*TASK REQUIREMENTS*. Return the following lines exactly as they appear.
++++ SOURCE MATERIAL ++++
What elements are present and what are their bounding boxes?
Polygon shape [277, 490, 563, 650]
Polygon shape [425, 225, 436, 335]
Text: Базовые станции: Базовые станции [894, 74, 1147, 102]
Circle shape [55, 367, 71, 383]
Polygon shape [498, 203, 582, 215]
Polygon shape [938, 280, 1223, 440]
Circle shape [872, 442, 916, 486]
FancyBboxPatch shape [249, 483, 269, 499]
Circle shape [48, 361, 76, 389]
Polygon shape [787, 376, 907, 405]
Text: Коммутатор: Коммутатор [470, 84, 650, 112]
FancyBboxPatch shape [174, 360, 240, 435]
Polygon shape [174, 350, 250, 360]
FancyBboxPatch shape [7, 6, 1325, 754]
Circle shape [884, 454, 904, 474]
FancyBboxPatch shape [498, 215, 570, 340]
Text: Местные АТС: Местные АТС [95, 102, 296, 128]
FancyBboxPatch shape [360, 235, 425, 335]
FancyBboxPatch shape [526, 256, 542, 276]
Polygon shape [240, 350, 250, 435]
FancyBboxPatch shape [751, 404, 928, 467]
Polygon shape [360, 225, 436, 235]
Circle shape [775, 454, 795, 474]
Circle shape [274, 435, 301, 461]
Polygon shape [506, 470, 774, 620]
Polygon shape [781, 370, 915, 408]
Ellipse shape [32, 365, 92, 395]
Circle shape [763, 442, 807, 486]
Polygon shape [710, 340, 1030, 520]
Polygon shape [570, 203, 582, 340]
++++
*WRITTEN ANSWER*.
What elements are present and what are their bounding boxes?
Polygon shape [277, 490, 563, 650]
Polygon shape [425, 225, 436, 335]
Text: Базовые станции: Базовые станции [894, 74, 1147, 102]
Circle shape [55, 367, 71, 383]
Polygon shape [498, 203, 582, 215]
Polygon shape [938, 280, 1223, 440]
Circle shape [872, 442, 916, 486]
FancyBboxPatch shape [249, 483, 269, 499]
Circle shape [48, 361, 76, 389]
Polygon shape [787, 376, 907, 405]
Text: Коммутатор: Коммутатор [470, 84, 650, 112]
FancyBboxPatch shape [174, 360, 240, 435]
Polygon shape [174, 350, 250, 360]
FancyBboxPatch shape [7, 6, 1325, 754]
Circle shape [884, 454, 904, 474]
FancyBboxPatch shape [498, 215, 570, 340]
Text: Местные АТС: Местные АТС [95, 102, 296, 128]
FancyBboxPatch shape [360, 235, 425, 335]
FancyBboxPatch shape [526, 256, 542, 276]
Polygon shape [240, 350, 250, 435]
FancyBboxPatch shape [751, 404, 928, 467]
Polygon shape [360, 225, 436, 235]
Circle shape [775, 454, 795, 474]
Circle shape [274, 435, 301, 461]
Polygon shape [506, 470, 774, 620]
Polygon shape [781, 370, 915, 408]
Ellipse shape [32, 365, 92, 395]
Circle shape [763, 442, 807, 486]
Polygon shape [710, 340, 1030, 520]
Polygon shape [570, 203, 582, 340]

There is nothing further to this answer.